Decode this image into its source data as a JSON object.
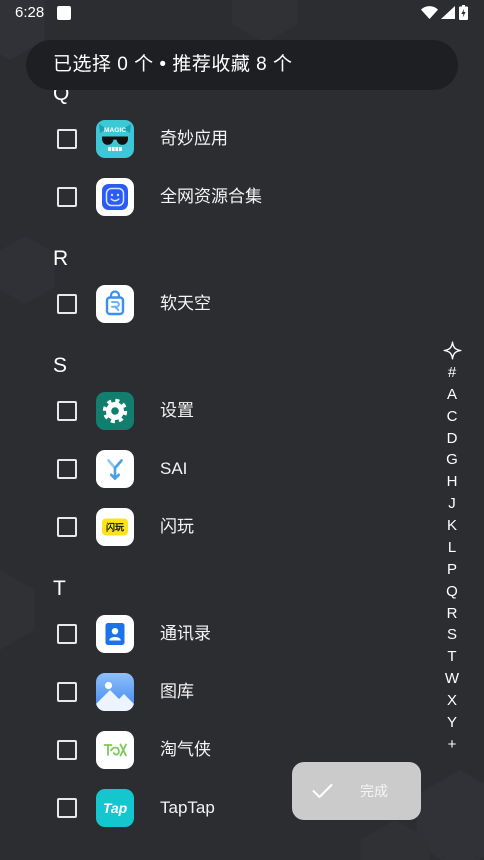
{
  "theme": {
    "background": "#2c2d31",
    "banner": "#1e1f22",
    "text": "#ffffff",
    "done_button_bg": "#cbcbcb",
    "done_button_fg": "#f5f5f5"
  },
  "status_bar": {
    "time": "6:28",
    "icons": [
      "notification-square-icon",
      "wifi-icon",
      "signal-icon",
      "battery-charging-icon"
    ]
  },
  "banner": {
    "text": "已选择 0 个 • 推荐收藏 8 个"
  },
  "sections": [
    {
      "letter": "Q",
      "apps": [
        {
          "name": "奇妙应用",
          "icon": "magic-app-icon",
          "icon_text": "MAGIC",
          "checked": false
        },
        {
          "name": "全网资源合集",
          "icon": "all-resources-icon",
          "checked": false
        }
      ]
    },
    {
      "letter": "R",
      "apps": [
        {
          "name": "软天空",
          "icon": "ruantiankong-icon",
          "checked": false
        }
      ]
    },
    {
      "letter": "S",
      "apps": [
        {
          "name": "设置",
          "icon": "settings-gear-icon",
          "checked": false
        },
        {
          "name": "SAI",
          "icon": "sai-icon",
          "checked": false
        },
        {
          "name": "闪玩",
          "icon": "shanwan-icon",
          "icon_text": "闪玩",
          "checked": false
        }
      ]
    },
    {
      "letter": "T",
      "apps": [
        {
          "name": "通讯录",
          "icon": "contacts-icon",
          "checked": false
        },
        {
          "name": "图库",
          "icon": "gallery-icon",
          "checked": false
        },
        {
          "name": "淘气侠",
          "icon": "taoqixia-icon",
          "checked": false
        },
        {
          "name": "TapTap",
          "icon": "taptap-icon",
          "icon_text": "Tap",
          "checked": false
        }
      ]
    }
  ],
  "alphabet_index": {
    "top_icon": "sparkle-star-icon",
    "letters": [
      "#",
      "A",
      "C",
      "D",
      "G",
      "H",
      "J",
      "K",
      "L",
      "P",
      "Q",
      "R",
      "S",
      "T",
      "W",
      "X",
      "Y",
      "+"
    ]
  },
  "done_button": {
    "label": "完成",
    "icon": "check-icon",
    "disabled": true
  }
}
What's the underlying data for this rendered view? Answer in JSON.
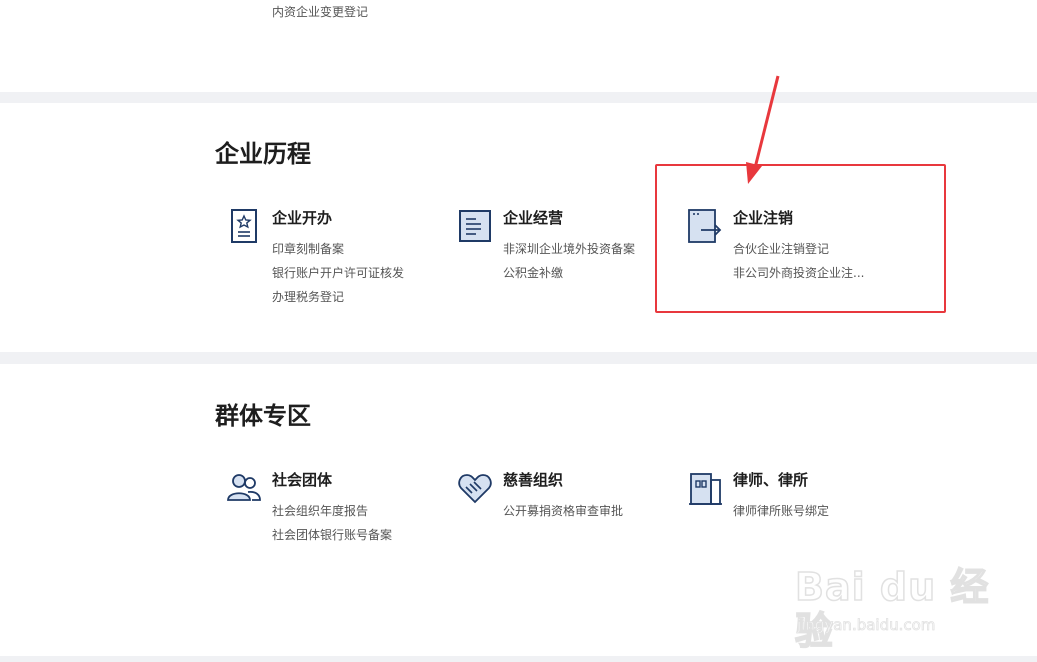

▶ _TASK STATEMENT_
Find the word "this" in the records and pull out each line that has it.

▶ _ANSWER TO THE TASK_
Decode this image into its source data as a JSON object.
What's the underlying data for this rendered view? Answer in JSON.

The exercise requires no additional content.